DATA PROVIDED.
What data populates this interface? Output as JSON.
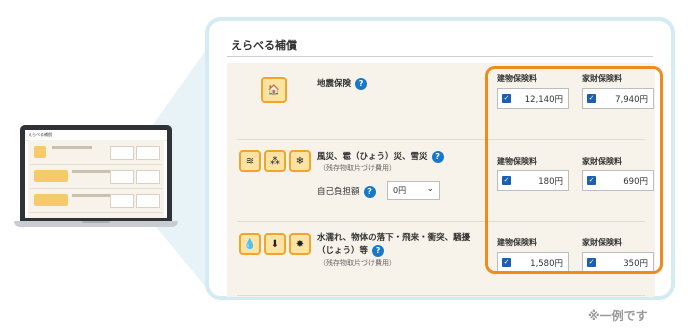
{
  "section_title": "えらべる補償",
  "premium_headers": {
    "building": "建物保険料",
    "contents": "家財保険料"
  },
  "rows": [
    {
      "title": "地震保険",
      "building": "12,140円",
      "contents": "7,940円"
    },
    {
      "title": "風災、雹（ひょう）災、雪災",
      "sub": "（残存物取片づけ費用）",
      "deductible_label": "自己負担額",
      "deductible_value": "0円",
      "building": "180円",
      "contents": "690円"
    },
    {
      "title_line1": "水濡れ、物体の落下・飛来・衝突、騒擾",
      "title_line2": "（じょう）等",
      "sub": "（残存物取片づけ費用）",
      "building": "1,580円",
      "contents": "350円"
    }
  ],
  "mini": {
    "title": "えらべる補償"
  },
  "note": "※一例です",
  "colors": {
    "accent": "#f08a1c",
    "help": "#1a78c8",
    "card_border": "#d5ebf3",
    "panel": "#f7f3ea"
  },
  "icons": [
    "earthquake-icon",
    "wind-icon",
    "hail-icon",
    "snow-icon",
    "water-icon",
    "falling-object-icon",
    "collision-icon"
  ]
}
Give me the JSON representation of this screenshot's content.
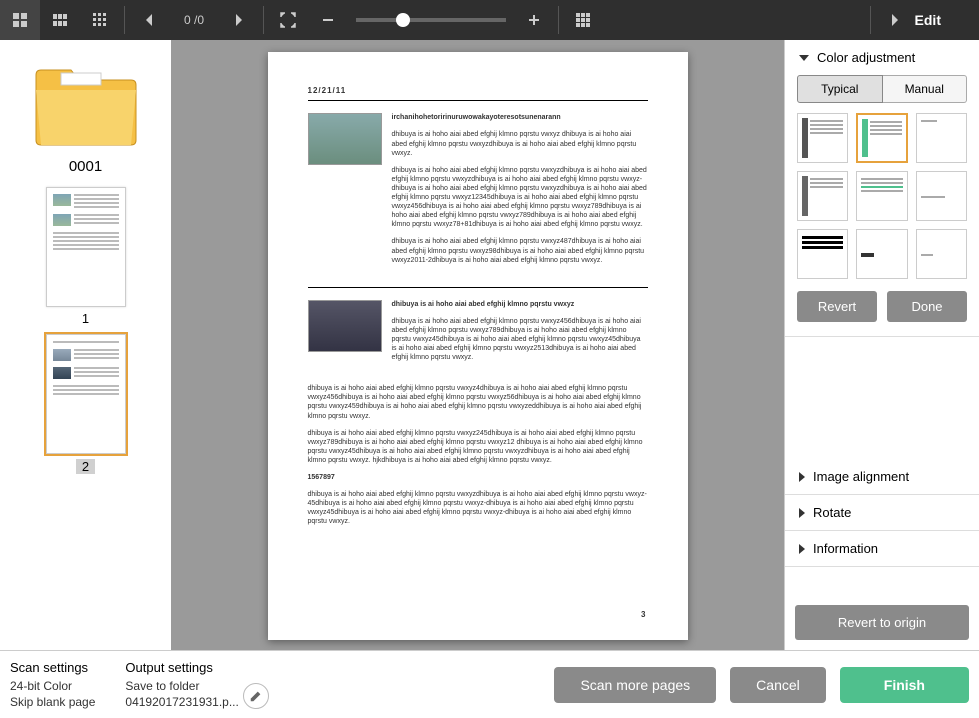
{
  "toolbar": {
    "page_display": "0 /0",
    "edit_label": "Edit"
  },
  "left": {
    "folder_name": "0001",
    "thumbs": [
      {
        "label": "1",
        "selected": false
      },
      {
        "label": "2",
        "selected": true
      }
    ]
  },
  "document": {
    "date": "12/21/11",
    "page_number": "3",
    "heading1": "irchanihohetoririnuruwowakayoteresotsunenarann",
    "section2_title": "dhibuya is ai hoho aiai abed efghij klmno pqrstu vwxyz",
    "code": "1567897",
    "paras": [
      "dhibuya is ai hoho aiai abed efghij klmno pqrstu vwxyz dhibuya is ai hoho aiai abed efghij klmno pqrstu vwxyzdhibuya is ai hoho aiai abed efghij klmno pqrstu vwxyz.",
      "dhibuya is ai hoho aiai abed efghij klmno pqrstu vwxyzdhibuya is ai hoho aiai abed efghij klmno pqrstu vwxyzdhibuya is ai hoho aiai abed efghij klmno pqrstu vwxyz-dhibuya is ai hoho aiai abed efghij klmno pqrstu vwxyzdhibuya is ai hoho aiai abed efghij klmno pqrstu vwxyz12345dhibuya is ai hoho aiai abed efghij klmno pqrstu vwxyz456dhibuya is ai hoho aiai abed efghij klmno pqrstu vwxyz789dhibuya is ai hoho aiai abed efghij klmno pqrstu vwxyz789dhibuya is ai hoho aiai abed efghij klmno pqrstu vwxyz78+81dhibuya is ai hoho aiai abed efghij klmno pqrstu vwxyz.",
      "dhibuya is ai hoho aiai abed efghij klmno pqrstu vwxyz487dhibuya is ai hoho aiai abed efghij klmno pqrstu vwxyz98dhibuya is ai hoho aiai abed efghij klmno pqrstu vwxyz2011-2dhibuya is ai hoho aiai abed efghij klmno pqrstu vwxyz.",
      "dhibuya is ai hoho aiai abed efghij klmno pqrstu vwxyz456dhibuya is ai hoho aiai abed efghij klmno pqrstu vwxyz789dhibuya is ai hoho aiai abed efghij klmno pqrstu vwxyz45dhibuya is ai hoho aiai abed efghij klmno pqrstu vwxyz45dhibuya is ai hoho aiai abed efghij klmno pqrstu vwxyz2513dhibuya is ai hoho aiai abed efghij klmno pqrstu vwxyz.",
      "dhibuya is ai hoho aiai abed efghij klmno pqrstu vwxyz4dhibuya is ai hoho aiai abed efghij klmno pqrstu vwxyz456dhibuya is ai hoho aiai abed efghij klmno pqrstu vwxyz56dhibuya is ai hoho aiai abed efghij klmno pqrstu vwxyz459dhibuya is ai hoho aiai abed efghij klmno pqrstu vwxyzeddhibuya is ai hoho aiai abed efghij klmno pqrstu vwxyz.",
      "dhibuya is ai hoho aiai abed efghij klmno pqrstu vwxyz245dhibuya is ai hoho aiai abed efghij klmno pqrstu vwxyz789dhibuya is ai hoho aiai abed efghij klmno pqrstu vwxyz12 dhibuya is ai hoho aiai abed efghij klmno pqrstu vwxyz45dhibuya is ai hoho aiai abed efghij klmno pqrstu vwxyzdhibuya is ai hoho aiai abed efghij klmno pqrstu vwxyz. hjkdhibuya is ai hoho aiai abed efghij klmno pqrstu vwxyz.",
      "dhibuya is ai hoho aiai abed efghij klmno pqrstu vwxyzdhibuya is ai hoho aiai abed efghij klmno pqrstu vwxyz-45dhibuya is ai hoho aiai abed efghij klmno pqrstu vwxyz-dhibuya is ai hoho aiai abed efghij klmno pqrstu vwxyz45dhibuya is ai hoho aiai abed efghij klmno pqrstu vwxyz-dhibuya is ai hoho aiai abed efghij klmno pqrstu vwxyz."
    ]
  },
  "right": {
    "color_adjustment": "Color adjustment",
    "tab_typical": "Typical",
    "tab_manual": "Manual",
    "revert": "Revert",
    "done": "Done",
    "image_alignment": "Image alignment",
    "rotate": "Rotate",
    "information": "Information",
    "revert_origin": "Revert to origin"
  },
  "bottom": {
    "scan_settings_hd": "Scan settings",
    "scan_line1": "24-bit Color",
    "scan_line2": "Skip blank page",
    "output_settings_hd": "Output settings",
    "out_line1": "Save to folder",
    "out_line2": "04192017231931.p...",
    "btn_scan_more": "Scan more pages",
    "btn_cancel": "Cancel",
    "btn_finish": "Finish"
  }
}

PROBLEM DETAILS.
The material above holds pictures; copy everything else in it exactly.

SOLUTION TO THIS TASK.
What data populates this interface? Output as JSON.
{
  "section_title": "えらべる補償",
  "premium_headers": {
    "building": "建物保険料",
    "contents": "家財保険料"
  },
  "rows": [
    {
      "title": "地震保険",
      "building": "12,140円",
      "contents": "7,940円"
    },
    {
      "title": "風災、雹（ひょう）災、雪災",
      "sub": "（残存物取片づけ費用）",
      "deductible_label": "自己負担額",
      "deductible_value": "0円",
      "building": "180円",
      "contents": "690円"
    },
    {
      "title_line1": "水濡れ、物体の落下・飛来・衝突、騒擾",
      "title_line2": "（じょう）等",
      "sub": "（残存物取片づけ費用）",
      "building": "1,580円",
      "contents": "350円"
    }
  ],
  "mini": {
    "title": "えらべる補償"
  },
  "note": "※一例です",
  "colors": {
    "accent": "#f08a1c",
    "help": "#1a78c8",
    "card_border": "#d5ebf3",
    "panel": "#f7f3ea"
  },
  "icons": [
    "earthquake-icon",
    "wind-icon",
    "hail-icon",
    "snow-icon",
    "water-icon",
    "falling-object-icon",
    "collision-icon"
  ]
}
Give me the JSON representation of this screenshot's content.
{
  "toolbar": {
    "page_display": "0 /0",
    "edit_label": "Edit"
  },
  "left": {
    "folder_name": "0001",
    "thumbs": [
      {
        "label": "1",
        "selected": false
      },
      {
        "label": "2",
        "selected": true
      }
    ]
  },
  "document": {
    "date": "12/21/11",
    "page_number": "3",
    "heading1": "irchanihohetoririnuruwowakayoteresotsunenarann",
    "section2_title": "dhibuya is ai hoho aiai abed efghij klmno pqrstu vwxyz",
    "code": "1567897",
    "paras": [
      "dhibuya is ai hoho aiai abed efghij klmno pqrstu vwxyz dhibuya is ai hoho aiai abed efghij klmno pqrstu vwxyzdhibuya is ai hoho aiai abed efghij klmno pqrstu vwxyz.",
      "dhibuya is ai hoho aiai abed efghij klmno pqrstu vwxyzdhibuya is ai hoho aiai abed efghij klmno pqrstu vwxyzdhibuya is ai hoho aiai abed efghij klmno pqrstu vwxyz-dhibuya is ai hoho aiai abed efghij klmno pqrstu vwxyzdhibuya is ai hoho aiai abed efghij klmno pqrstu vwxyz12345dhibuya is ai hoho aiai abed efghij klmno pqrstu vwxyz456dhibuya is ai hoho aiai abed efghij klmno pqrstu vwxyz789dhibuya is ai hoho aiai abed efghij klmno pqrstu vwxyz789dhibuya is ai hoho aiai abed efghij klmno pqrstu vwxyz78+81dhibuya is ai hoho aiai abed efghij klmno pqrstu vwxyz.",
      "dhibuya is ai hoho aiai abed efghij klmno pqrstu vwxyz487dhibuya is ai hoho aiai abed efghij klmno pqrstu vwxyz98dhibuya is ai hoho aiai abed efghij klmno pqrstu vwxyz2011-2dhibuya is ai hoho aiai abed efghij klmno pqrstu vwxyz.",
      "dhibuya is ai hoho aiai abed efghij klmno pqrstu vwxyz456dhibuya is ai hoho aiai abed efghij klmno pqrstu vwxyz789dhibuya is ai hoho aiai abed efghij klmno pqrstu vwxyz45dhibuya is ai hoho aiai abed efghij klmno pqrstu vwxyz45dhibuya is ai hoho aiai abed efghij klmno pqrstu vwxyz2513dhibuya is ai hoho aiai abed efghij klmno pqrstu vwxyz.",
      "dhibuya is ai hoho aiai abed efghij klmno pqrstu vwxyz4dhibuya is ai hoho aiai abed efghij klmno pqrstu vwxyz456dhibuya is ai hoho aiai abed efghij klmno pqrstu vwxyz56dhibuya is ai hoho aiai abed efghij klmno pqrstu vwxyz459dhibuya is ai hoho aiai abed efghij klmno pqrstu vwxyzeddhibuya is ai hoho aiai abed efghij klmno pqrstu vwxyz.",
      "dhibuya is ai hoho aiai abed efghij klmno pqrstu vwxyz245dhibuya is ai hoho aiai abed efghij klmno pqrstu vwxyz789dhibuya is ai hoho aiai abed efghij klmno pqrstu vwxyz12 dhibuya is ai hoho aiai abed efghij klmno pqrstu vwxyz45dhibuya is ai hoho aiai abed efghij klmno pqrstu vwxyzdhibuya is ai hoho aiai abed efghij klmno pqrstu vwxyz. hjkdhibuya is ai hoho aiai abed efghij klmno pqrstu vwxyz.",
      "dhibuya is ai hoho aiai abed efghij klmno pqrstu vwxyzdhibuya is ai hoho aiai abed efghij klmno pqrstu vwxyz-45dhibuya is ai hoho aiai abed efghij klmno pqrstu vwxyz-dhibuya is ai hoho aiai abed efghij klmno pqrstu vwxyz45dhibuya is ai hoho aiai abed efghij klmno pqrstu vwxyz-dhibuya is ai hoho aiai abed efghij klmno pqrstu vwxyz."
    ]
  },
  "right": {
    "color_adjustment": "Color adjustment",
    "tab_typical": "Typical",
    "tab_manual": "Manual",
    "revert": "Revert",
    "done": "Done",
    "image_alignment": "Image alignment",
    "rotate": "Rotate",
    "information": "Information",
    "revert_origin": "Revert to origin"
  },
  "bottom": {
    "scan_settings_hd": "Scan settings",
    "scan_line1": "24-bit Color",
    "scan_line2": "Skip blank page",
    "output_settings_hd": "Output settings",
    "out_line1": "Save to folder",
    "out_line2": "04192017231931.p...",
    "btn_scan_more": "Scan more pages",
    "btn_cancel": "Cancel",
    "btn_finish": "Finish"
  }
}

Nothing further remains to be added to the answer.